### WORK TO BE COMPLETED
Transcribe each line exactly.

### INPUT RECORDS
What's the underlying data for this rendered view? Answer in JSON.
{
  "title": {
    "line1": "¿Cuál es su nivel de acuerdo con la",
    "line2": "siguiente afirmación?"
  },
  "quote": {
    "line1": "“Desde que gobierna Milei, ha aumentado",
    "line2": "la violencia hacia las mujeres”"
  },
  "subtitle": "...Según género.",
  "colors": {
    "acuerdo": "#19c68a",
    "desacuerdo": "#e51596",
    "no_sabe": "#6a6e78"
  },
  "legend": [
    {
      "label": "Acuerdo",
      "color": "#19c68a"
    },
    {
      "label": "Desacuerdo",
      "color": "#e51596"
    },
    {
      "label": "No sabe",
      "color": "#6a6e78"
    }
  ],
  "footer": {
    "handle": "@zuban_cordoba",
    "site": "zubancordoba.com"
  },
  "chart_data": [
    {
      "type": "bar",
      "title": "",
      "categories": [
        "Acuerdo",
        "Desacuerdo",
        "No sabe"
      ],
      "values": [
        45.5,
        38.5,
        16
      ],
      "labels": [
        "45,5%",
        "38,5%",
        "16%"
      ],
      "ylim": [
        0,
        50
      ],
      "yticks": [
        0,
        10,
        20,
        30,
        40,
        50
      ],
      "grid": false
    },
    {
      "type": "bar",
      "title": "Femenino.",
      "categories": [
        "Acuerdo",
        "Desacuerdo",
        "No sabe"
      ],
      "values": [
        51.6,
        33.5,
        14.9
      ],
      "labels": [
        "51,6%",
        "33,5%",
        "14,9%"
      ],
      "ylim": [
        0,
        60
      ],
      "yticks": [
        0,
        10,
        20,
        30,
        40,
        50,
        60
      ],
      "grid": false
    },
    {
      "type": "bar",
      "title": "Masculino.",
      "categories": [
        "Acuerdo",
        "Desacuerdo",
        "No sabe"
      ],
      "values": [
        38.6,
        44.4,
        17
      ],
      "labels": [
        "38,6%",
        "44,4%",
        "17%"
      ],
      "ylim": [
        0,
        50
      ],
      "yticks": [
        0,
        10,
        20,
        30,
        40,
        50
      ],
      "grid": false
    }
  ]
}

### RESULT
What's the underlying data for this rendered view? Answer in JSON.
{
  "title": {
    "line1": "¿Cuál es su nivel de acuerdo con la",
    "line2": "siguiente afirmación?"
  },
  "quote": {
    "line1": "“Desde que gobierna Milei, ha aumentado",
    "line2": "la violencia hacia las mujeres”"
  },
  "subtitle": "...Según género.",
  "colors": {
    "acuerdo": "#19c68a",
    "desacuerdo": "#e51596",
    "no_sabe": "#6a6e78"
  },
  "legend": [
    {
      "label": "Acuerdo",
      "color": "#19c68a"
    },
    {
      "label": "Desacuerdo",
      "color": "#e51596"
    },
    {
      "label": "No sabe",
      "color": "#6a6e78"
    }
  ],
  "footer": {
    "handle": "@zuban_cordoba",
    "site": "zubancordoba.com"
  },
  "chart_data": [
    {
      "type": "bar",
      "title": "",
      "categories": [
        "Acuerdo",
        "Desacuerdo",
        "No sabe"
      ],
      "values": [
        45.5,
        38.5,
        16
      ],
      "labels": [
        "45,5%",
        "38,5%",
        "16%"
      ],
      "ylim": [
        0,
        50
      ],
      "yticks": [
        0,
        10,
        20,
        30,
        40,
        50
      ],
      "grid": false
    },
    {
      "type": "bar",
      "title": "Femenino.",
      "categories": [
        "Acuerdo",
        "Desacuerdo",
        "No sabe"
      ],
      "values": [
        51.6,
        33.5,
        14.9
      ],
      "labels": [
        "51,6%",
        "33,5%",
        "14,9%"
      ],
      "ylim": [
        0,
        60
      ],
      "yticks": [
        0,
        10,
        20,
        30,
        40,
        50,
        60
      ],
      "grid": false
    },
    {
      "type": "bar",
      "title": "Masculino.",
      "categories": [
        "Acuerdo",
        "Desacuerdo",
        "No sabe"
      ],
      "values": [
        38.6,
        44.4,
        17
      ],
      "labels": [
        "38,6%",
        "44,4%",
        "17%"
      ],
      "ylim": [
        0,
        50
      ],
      "yticks": [
        0,
        10,
        20,
        30,
        40,
        50
      ],
      "grid": false
    }
  ]
}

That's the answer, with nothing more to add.